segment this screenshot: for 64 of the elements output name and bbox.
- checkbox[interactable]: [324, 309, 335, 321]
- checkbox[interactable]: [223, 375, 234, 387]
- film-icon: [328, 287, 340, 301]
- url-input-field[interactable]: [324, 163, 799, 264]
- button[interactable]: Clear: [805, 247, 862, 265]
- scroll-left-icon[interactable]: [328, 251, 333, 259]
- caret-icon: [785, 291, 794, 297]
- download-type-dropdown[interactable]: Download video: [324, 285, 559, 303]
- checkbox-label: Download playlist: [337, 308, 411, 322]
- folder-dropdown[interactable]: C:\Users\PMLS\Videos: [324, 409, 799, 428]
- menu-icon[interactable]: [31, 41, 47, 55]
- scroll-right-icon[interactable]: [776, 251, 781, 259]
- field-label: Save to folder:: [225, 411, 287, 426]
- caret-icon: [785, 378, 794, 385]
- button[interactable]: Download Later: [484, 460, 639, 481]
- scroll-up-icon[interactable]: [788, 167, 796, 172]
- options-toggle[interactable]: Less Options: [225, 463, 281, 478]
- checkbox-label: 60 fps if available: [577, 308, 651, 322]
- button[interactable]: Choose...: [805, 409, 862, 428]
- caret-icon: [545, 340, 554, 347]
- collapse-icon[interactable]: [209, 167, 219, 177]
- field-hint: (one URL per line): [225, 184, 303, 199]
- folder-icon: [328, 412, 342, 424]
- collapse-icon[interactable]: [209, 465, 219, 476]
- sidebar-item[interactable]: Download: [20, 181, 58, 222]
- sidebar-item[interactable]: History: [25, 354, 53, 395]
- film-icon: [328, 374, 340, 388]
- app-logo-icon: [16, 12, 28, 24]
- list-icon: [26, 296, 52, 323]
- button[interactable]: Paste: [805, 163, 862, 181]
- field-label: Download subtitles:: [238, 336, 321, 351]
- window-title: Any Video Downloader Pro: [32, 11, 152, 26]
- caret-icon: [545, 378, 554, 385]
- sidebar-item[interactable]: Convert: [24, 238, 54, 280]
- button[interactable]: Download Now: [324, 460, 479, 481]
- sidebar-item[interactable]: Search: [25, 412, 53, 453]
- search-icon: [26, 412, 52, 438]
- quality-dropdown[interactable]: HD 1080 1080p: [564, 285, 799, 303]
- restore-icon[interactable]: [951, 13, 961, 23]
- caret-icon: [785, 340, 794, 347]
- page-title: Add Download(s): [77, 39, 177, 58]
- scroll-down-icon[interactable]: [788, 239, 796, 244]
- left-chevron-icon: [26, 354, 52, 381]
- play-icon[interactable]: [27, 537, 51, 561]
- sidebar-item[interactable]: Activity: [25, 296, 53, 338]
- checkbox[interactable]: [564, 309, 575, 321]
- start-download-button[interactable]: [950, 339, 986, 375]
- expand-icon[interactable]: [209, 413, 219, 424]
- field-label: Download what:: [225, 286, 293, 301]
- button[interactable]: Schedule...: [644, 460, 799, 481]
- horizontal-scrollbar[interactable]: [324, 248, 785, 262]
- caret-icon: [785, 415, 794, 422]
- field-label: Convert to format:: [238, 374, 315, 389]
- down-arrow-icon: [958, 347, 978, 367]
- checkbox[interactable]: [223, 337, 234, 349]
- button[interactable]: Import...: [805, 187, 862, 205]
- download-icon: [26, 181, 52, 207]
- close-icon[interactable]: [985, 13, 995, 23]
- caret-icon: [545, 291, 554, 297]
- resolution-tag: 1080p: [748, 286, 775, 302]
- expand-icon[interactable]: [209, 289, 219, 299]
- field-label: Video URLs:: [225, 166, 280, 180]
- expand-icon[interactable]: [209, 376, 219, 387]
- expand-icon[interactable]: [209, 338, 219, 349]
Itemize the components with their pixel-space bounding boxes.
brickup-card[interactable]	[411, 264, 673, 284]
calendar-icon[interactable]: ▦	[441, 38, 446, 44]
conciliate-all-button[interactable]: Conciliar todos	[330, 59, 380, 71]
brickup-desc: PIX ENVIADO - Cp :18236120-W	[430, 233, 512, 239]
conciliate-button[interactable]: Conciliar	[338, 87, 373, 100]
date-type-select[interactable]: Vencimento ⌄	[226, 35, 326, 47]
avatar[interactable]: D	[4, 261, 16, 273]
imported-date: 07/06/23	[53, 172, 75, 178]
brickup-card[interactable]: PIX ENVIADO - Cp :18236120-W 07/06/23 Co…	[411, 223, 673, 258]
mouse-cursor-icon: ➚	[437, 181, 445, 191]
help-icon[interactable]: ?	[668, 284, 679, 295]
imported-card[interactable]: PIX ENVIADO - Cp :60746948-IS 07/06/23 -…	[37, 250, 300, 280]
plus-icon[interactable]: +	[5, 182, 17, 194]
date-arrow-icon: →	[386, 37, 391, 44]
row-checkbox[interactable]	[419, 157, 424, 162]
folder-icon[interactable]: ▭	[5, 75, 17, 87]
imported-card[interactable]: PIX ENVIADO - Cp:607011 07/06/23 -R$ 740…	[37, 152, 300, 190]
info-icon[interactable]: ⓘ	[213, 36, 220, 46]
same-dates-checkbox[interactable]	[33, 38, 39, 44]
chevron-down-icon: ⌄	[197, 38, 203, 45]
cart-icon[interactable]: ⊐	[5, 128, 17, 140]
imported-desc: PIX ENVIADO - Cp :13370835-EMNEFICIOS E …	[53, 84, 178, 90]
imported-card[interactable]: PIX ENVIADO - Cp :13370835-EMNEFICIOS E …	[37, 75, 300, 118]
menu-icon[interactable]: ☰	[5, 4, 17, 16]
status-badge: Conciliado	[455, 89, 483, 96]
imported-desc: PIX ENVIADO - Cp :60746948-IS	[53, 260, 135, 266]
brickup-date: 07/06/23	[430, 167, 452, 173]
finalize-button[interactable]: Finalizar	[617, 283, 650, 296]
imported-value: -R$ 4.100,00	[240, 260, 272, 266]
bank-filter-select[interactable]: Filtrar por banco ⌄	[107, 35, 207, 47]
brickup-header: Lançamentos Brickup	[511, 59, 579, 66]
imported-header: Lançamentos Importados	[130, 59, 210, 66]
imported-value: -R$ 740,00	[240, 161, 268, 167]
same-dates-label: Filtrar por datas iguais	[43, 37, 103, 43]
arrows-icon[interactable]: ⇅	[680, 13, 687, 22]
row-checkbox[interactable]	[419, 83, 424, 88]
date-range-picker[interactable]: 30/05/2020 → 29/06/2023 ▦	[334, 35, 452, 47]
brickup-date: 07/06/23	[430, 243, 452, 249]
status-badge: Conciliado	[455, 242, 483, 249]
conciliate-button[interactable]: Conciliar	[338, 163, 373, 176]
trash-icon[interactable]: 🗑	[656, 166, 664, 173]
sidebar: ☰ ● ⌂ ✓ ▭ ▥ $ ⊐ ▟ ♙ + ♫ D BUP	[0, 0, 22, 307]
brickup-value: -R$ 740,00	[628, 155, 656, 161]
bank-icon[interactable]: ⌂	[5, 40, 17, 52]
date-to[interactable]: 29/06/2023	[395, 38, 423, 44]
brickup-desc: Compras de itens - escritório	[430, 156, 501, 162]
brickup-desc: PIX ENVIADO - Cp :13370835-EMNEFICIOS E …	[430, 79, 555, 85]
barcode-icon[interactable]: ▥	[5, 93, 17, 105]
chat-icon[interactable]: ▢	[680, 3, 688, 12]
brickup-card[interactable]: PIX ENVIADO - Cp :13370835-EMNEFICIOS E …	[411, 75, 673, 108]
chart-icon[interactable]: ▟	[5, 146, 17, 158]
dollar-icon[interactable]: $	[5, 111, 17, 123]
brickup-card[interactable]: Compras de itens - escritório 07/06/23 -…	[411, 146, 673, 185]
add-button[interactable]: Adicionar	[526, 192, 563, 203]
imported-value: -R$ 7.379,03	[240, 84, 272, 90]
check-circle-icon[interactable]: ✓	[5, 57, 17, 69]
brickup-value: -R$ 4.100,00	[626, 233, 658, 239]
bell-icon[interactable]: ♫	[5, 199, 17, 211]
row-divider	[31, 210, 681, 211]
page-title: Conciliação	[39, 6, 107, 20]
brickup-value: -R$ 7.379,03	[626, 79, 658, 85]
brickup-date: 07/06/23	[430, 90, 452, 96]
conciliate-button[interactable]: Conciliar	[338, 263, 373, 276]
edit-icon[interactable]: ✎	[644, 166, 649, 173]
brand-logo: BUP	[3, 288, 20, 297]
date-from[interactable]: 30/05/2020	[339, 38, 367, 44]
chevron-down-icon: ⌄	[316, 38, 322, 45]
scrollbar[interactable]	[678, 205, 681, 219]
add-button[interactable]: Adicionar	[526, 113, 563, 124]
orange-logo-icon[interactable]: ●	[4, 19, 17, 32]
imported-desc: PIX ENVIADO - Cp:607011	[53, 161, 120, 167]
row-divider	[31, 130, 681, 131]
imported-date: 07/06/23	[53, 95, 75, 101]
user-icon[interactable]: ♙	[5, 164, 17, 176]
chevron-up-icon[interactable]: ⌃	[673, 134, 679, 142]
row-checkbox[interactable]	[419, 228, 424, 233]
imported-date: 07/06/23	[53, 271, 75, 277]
==========
§ **Problem**
Reproduce the rows word for word, beginning with the very first line and stopping after the line that contains "- scroll-left-icon[interactable]: [328, 251, 333, 259]".

§ **Exercise answer**
segment this screenshot: for 64 of the elements output name and bbox.
- checkbox[interactable]: [324, 309, 335, 321]
- checkbox[interactable]: [223, 375, 234, 387]
- film-icon: [328, 287, 340, 301]
- url-input-field[interactable]: [324, 163, 799, 264]
- button[interactable]: Clear: [805, 247, 862, 265]
- scroll-left-icon[interactable]: [328, 251, 333, 259]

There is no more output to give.